*Data records:*
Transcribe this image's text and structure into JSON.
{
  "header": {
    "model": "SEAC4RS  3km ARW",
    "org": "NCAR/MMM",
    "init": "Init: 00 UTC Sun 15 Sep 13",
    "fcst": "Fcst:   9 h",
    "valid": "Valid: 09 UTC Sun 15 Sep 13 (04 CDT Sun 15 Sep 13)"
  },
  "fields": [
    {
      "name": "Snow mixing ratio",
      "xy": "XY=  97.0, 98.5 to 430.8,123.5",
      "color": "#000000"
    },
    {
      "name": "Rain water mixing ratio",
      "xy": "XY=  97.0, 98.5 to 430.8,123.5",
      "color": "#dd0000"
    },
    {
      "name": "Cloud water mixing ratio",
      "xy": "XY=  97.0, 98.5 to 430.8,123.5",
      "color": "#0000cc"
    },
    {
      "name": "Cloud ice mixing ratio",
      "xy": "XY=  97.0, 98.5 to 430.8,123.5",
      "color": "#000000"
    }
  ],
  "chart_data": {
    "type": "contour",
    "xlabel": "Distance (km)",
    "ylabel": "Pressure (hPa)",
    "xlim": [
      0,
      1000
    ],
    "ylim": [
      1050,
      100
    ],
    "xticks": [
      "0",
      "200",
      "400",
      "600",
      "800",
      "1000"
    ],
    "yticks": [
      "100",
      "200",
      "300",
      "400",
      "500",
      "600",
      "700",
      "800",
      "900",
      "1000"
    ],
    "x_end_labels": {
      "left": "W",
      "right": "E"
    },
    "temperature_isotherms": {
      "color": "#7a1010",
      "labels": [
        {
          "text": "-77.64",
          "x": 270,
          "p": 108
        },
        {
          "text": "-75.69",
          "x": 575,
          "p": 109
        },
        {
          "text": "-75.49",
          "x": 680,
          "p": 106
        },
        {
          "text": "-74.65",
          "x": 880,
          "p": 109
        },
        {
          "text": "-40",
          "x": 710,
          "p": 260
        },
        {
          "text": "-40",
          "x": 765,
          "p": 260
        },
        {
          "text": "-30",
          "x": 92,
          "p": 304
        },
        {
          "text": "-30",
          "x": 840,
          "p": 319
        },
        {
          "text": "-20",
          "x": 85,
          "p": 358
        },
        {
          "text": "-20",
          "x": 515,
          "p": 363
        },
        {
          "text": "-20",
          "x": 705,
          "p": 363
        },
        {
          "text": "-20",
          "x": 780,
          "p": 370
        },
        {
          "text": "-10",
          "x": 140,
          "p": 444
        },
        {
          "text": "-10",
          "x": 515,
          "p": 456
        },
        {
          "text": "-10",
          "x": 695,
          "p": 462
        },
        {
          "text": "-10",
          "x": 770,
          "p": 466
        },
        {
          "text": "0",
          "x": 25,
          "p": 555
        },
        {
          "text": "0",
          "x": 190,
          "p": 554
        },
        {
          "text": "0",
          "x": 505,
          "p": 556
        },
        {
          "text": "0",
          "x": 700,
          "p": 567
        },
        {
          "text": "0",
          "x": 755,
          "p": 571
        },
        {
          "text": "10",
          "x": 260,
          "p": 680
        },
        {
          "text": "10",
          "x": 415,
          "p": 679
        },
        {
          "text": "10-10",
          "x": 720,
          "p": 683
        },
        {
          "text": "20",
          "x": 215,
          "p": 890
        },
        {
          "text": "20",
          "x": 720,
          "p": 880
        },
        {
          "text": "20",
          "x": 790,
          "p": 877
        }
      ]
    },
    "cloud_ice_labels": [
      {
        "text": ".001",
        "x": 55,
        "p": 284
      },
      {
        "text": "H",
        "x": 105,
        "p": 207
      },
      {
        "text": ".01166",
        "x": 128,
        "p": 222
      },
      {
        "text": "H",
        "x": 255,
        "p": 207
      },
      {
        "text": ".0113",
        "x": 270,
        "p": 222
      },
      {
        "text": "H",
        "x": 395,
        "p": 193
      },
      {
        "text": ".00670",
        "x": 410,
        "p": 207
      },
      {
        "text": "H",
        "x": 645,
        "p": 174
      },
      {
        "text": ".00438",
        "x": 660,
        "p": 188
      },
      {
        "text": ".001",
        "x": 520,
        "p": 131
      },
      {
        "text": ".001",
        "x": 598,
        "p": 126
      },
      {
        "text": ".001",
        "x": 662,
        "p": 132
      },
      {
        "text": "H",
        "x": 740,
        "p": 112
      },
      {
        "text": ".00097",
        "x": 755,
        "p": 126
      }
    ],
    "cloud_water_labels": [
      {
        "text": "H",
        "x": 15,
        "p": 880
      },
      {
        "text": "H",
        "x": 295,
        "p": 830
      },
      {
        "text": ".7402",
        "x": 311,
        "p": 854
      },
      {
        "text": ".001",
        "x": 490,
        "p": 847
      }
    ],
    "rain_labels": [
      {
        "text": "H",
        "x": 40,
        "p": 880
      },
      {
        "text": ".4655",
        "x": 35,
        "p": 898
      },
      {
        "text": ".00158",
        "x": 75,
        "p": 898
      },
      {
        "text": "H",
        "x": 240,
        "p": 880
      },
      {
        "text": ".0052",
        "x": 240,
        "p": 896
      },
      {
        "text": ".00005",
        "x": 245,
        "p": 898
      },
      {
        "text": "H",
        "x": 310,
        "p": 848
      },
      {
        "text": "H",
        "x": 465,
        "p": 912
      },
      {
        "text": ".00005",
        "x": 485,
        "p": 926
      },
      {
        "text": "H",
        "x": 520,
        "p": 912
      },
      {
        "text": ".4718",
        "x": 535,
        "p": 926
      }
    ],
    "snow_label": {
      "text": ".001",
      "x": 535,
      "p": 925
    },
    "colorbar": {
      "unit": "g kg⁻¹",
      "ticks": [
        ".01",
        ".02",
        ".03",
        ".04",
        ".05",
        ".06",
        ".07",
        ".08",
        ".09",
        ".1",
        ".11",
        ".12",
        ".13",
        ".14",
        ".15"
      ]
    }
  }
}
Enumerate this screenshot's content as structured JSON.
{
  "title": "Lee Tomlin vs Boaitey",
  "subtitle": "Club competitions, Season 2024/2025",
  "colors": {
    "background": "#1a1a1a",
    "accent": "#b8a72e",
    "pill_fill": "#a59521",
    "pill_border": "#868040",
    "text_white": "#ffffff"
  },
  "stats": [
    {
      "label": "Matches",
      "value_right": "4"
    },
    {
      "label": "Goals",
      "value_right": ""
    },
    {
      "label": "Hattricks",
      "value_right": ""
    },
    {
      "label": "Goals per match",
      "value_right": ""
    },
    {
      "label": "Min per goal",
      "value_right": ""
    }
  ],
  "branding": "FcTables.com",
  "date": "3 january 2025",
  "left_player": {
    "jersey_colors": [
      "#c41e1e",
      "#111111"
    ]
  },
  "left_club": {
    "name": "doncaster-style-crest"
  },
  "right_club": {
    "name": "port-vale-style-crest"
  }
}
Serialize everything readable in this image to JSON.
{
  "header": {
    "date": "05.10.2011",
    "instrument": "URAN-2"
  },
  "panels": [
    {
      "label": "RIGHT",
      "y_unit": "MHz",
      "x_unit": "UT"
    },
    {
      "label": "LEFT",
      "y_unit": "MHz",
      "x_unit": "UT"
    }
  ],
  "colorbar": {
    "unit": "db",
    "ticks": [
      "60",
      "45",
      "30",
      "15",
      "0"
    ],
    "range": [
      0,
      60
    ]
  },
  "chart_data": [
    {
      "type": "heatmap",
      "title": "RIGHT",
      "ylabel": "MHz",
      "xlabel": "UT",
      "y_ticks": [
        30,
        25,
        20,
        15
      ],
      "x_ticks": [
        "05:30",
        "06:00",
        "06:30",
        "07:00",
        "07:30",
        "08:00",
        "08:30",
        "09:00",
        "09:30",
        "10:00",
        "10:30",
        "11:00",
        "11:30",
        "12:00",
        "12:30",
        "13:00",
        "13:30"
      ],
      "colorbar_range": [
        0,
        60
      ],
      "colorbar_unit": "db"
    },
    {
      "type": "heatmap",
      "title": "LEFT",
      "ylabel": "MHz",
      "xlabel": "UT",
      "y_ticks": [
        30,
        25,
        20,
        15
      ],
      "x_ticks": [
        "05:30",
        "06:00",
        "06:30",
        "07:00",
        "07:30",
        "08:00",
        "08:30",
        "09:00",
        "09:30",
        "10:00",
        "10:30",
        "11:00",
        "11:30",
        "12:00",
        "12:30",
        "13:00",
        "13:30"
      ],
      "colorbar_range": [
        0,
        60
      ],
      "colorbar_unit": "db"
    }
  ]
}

*TASK DIRECTIONS:* Report each line of the material above where the word "mixing" appears.

*ANSWER FOR THIS EXERCISE:*
      "name": "Snow mixing ratio",
      "name": "Rain water mixing ratio",
      "name": "Cloud water mixing ratio",
      "name": "Cloud ice mixing ratio",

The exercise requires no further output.